▸ Aim of the task:
From the entries below, count the lines with "Occlusion". Write only the count.

··· Entries supplied

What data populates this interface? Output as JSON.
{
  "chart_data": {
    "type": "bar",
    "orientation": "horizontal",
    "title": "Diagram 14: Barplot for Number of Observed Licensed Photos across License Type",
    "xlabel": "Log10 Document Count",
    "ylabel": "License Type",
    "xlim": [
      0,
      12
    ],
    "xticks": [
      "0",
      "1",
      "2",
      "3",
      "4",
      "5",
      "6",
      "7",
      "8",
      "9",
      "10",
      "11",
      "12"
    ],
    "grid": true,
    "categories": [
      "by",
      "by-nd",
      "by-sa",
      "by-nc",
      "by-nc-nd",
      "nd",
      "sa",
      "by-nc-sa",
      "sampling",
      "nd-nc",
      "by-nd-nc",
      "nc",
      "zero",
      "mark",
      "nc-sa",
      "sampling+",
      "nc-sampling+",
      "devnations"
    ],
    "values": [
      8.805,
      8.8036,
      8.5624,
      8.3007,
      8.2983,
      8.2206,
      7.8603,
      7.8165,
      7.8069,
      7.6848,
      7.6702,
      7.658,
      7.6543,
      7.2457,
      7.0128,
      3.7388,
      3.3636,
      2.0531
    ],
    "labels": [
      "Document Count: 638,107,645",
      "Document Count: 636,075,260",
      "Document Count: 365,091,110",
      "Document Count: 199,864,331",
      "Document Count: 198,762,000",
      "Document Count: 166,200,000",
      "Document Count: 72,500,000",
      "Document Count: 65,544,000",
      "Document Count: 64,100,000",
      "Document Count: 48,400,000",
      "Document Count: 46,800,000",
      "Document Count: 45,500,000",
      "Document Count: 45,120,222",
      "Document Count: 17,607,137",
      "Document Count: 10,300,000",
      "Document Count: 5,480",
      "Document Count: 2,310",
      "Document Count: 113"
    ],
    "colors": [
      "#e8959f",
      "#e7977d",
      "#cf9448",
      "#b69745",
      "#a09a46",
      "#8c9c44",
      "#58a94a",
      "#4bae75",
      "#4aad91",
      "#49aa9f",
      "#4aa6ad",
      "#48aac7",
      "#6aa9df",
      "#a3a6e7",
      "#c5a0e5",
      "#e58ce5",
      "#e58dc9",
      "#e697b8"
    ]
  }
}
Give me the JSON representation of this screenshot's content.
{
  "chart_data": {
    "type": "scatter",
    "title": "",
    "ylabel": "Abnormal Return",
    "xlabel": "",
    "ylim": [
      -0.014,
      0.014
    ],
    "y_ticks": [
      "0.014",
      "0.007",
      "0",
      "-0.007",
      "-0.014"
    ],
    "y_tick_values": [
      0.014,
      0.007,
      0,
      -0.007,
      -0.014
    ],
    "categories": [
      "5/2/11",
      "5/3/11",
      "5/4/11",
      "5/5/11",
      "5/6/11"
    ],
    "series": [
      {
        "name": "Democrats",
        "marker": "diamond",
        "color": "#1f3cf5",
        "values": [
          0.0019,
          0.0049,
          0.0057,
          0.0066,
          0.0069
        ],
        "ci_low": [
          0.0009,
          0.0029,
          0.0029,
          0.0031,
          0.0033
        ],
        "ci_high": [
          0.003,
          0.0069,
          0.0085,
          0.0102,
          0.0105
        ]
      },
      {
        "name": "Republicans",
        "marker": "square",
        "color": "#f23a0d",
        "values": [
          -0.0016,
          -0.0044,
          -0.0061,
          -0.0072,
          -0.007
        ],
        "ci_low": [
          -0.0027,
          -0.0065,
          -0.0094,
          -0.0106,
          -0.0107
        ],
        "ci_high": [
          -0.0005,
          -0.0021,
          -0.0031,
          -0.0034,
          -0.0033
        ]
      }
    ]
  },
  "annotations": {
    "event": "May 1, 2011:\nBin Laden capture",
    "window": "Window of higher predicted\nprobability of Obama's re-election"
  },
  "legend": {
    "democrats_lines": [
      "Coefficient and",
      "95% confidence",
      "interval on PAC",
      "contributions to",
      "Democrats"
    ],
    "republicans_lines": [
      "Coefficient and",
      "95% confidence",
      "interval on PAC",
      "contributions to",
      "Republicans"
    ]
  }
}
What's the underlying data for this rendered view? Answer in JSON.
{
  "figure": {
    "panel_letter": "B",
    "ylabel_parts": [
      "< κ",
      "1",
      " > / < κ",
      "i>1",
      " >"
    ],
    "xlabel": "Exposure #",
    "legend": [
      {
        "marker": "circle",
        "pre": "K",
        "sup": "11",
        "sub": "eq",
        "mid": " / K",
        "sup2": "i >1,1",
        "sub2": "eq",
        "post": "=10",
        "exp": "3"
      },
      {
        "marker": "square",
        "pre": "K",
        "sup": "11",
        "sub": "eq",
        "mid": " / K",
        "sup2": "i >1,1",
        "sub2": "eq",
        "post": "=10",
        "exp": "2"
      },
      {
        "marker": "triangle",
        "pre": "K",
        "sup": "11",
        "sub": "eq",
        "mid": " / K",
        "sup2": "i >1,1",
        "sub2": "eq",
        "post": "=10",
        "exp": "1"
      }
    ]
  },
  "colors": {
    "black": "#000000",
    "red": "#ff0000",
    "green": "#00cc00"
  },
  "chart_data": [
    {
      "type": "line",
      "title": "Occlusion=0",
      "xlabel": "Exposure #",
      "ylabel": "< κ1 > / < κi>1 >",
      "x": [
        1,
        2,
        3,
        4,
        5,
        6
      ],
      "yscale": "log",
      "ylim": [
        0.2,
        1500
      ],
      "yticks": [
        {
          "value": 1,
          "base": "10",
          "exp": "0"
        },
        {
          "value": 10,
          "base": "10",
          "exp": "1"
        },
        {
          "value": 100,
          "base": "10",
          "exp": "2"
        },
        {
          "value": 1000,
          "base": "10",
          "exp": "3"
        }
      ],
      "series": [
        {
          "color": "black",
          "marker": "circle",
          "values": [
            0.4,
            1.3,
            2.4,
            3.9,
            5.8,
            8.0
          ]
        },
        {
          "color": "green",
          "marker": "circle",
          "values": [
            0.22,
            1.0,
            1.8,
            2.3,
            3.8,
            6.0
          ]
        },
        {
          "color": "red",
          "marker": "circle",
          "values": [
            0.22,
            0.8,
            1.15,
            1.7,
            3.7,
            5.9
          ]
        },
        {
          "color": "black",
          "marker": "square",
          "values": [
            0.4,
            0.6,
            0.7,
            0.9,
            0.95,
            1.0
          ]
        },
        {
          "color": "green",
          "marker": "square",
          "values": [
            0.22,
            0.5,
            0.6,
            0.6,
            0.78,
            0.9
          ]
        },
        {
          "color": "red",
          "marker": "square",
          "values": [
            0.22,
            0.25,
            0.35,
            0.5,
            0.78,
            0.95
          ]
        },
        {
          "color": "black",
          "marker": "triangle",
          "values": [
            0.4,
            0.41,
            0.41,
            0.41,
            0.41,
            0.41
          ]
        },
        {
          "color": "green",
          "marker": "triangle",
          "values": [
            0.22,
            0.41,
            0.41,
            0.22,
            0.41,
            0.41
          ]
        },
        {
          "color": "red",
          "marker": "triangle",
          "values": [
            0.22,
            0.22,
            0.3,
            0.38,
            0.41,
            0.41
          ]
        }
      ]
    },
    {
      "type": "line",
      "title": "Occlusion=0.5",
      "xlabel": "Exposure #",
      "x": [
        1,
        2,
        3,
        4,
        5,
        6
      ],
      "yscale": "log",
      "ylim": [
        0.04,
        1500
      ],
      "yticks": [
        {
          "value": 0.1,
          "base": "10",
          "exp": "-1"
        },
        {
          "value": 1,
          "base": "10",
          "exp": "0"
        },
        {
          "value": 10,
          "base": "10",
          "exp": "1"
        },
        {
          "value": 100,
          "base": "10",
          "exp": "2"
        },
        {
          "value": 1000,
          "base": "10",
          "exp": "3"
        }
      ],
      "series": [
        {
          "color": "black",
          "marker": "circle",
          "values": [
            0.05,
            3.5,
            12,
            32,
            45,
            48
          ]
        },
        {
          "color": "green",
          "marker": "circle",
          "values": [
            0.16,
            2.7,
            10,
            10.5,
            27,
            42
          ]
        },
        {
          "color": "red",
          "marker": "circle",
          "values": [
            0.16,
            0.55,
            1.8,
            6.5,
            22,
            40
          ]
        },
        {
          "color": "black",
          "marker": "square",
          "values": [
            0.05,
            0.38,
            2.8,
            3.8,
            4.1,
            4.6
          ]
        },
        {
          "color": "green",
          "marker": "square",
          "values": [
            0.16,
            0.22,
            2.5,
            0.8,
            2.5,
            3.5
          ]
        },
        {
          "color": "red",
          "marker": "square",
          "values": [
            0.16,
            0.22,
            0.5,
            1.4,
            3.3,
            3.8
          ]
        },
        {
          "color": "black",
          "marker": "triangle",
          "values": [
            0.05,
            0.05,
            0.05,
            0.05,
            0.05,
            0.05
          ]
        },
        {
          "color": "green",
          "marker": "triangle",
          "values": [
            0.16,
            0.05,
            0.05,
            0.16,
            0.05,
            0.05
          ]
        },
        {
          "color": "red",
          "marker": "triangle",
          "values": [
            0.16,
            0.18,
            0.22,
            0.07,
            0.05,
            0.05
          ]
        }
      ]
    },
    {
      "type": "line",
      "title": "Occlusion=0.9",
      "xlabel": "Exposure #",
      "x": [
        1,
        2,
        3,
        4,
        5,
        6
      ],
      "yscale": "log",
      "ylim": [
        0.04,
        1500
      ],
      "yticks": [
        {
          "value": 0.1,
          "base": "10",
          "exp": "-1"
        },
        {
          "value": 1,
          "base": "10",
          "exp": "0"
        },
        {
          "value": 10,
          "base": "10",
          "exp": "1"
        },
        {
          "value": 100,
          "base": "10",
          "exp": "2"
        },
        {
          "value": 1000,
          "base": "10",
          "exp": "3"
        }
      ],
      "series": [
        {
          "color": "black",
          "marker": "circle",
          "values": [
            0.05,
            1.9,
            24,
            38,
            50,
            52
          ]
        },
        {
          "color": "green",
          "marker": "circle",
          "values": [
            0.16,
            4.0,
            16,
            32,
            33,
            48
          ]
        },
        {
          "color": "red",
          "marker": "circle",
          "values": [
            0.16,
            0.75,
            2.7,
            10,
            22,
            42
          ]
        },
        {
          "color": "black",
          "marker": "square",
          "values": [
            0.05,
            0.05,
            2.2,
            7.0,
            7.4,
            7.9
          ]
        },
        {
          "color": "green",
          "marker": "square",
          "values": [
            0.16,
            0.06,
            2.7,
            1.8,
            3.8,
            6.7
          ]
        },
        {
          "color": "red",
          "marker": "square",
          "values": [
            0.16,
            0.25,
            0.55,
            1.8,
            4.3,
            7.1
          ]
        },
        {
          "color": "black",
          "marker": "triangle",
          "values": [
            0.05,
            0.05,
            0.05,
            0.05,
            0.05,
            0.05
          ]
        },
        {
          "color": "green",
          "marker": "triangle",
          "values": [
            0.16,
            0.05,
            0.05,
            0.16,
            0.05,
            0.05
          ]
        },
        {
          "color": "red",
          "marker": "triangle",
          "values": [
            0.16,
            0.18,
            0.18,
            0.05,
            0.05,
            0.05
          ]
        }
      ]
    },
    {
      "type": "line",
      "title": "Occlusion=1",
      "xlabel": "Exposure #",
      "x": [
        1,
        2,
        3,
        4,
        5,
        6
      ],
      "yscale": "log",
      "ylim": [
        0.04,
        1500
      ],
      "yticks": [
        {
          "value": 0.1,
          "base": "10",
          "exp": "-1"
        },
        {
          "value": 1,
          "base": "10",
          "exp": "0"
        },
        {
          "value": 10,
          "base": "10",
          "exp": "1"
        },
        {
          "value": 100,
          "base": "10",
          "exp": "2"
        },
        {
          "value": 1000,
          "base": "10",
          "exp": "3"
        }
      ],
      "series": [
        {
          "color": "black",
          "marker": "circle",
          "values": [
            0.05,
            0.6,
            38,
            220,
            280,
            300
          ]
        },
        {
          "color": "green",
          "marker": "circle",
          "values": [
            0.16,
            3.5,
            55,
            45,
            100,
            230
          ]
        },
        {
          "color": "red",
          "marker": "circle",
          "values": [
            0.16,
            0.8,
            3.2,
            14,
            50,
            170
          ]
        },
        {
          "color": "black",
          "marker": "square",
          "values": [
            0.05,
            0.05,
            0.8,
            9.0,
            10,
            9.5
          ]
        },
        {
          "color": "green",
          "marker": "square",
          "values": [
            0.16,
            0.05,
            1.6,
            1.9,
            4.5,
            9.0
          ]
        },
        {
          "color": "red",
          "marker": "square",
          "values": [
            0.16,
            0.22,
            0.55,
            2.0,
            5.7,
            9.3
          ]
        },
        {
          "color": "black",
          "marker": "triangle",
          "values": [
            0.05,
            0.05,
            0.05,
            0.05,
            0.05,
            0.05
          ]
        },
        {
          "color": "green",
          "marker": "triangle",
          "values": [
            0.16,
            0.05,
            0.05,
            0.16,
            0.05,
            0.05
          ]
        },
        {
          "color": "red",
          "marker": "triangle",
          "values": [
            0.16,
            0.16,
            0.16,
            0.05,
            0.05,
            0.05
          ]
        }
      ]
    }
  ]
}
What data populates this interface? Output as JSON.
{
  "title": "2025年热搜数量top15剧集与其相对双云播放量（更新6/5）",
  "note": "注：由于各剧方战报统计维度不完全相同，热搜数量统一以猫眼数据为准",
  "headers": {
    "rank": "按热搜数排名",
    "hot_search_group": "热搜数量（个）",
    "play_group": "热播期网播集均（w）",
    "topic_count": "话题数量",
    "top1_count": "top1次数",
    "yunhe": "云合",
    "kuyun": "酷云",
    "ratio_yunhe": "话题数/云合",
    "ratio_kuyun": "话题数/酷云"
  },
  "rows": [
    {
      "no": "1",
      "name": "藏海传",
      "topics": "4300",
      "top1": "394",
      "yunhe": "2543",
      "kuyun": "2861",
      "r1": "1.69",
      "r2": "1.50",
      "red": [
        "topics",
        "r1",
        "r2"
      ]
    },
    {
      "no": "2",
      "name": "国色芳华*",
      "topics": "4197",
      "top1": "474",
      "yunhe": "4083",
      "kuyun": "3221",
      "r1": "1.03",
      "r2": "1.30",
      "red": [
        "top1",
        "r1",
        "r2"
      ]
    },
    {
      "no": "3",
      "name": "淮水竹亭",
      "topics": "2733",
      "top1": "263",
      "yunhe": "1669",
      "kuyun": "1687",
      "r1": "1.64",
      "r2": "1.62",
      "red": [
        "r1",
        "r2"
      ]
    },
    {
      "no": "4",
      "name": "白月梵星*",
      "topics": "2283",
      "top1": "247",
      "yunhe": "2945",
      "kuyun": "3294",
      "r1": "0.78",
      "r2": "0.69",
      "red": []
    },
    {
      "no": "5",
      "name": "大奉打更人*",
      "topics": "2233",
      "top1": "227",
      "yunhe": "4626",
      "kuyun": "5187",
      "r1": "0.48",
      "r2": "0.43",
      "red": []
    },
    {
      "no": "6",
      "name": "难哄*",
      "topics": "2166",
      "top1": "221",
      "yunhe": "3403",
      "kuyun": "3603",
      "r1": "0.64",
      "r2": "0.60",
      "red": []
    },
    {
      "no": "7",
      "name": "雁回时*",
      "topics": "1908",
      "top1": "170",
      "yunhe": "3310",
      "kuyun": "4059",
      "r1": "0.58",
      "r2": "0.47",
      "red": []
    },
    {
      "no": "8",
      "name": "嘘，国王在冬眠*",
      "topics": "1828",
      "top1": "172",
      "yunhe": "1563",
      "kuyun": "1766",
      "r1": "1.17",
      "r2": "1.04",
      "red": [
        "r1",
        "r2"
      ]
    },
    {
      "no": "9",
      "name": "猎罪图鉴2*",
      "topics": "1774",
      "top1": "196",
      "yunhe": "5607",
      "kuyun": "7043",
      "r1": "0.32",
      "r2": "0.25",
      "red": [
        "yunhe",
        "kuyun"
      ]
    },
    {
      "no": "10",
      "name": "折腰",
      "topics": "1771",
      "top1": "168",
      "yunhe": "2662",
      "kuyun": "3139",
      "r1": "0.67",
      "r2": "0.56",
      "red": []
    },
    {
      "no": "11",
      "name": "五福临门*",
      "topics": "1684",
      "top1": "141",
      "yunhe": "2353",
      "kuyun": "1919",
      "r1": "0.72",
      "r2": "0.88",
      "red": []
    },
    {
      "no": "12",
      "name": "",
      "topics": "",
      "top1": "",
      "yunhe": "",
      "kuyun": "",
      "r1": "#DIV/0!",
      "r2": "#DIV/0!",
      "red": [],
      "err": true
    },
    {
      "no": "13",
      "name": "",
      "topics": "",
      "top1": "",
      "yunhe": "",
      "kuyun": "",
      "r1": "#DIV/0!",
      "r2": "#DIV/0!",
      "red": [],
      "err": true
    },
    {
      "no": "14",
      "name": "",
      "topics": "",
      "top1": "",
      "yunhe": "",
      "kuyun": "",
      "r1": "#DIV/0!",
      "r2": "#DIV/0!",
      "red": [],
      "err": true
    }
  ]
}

······

▸ Output of the task:
4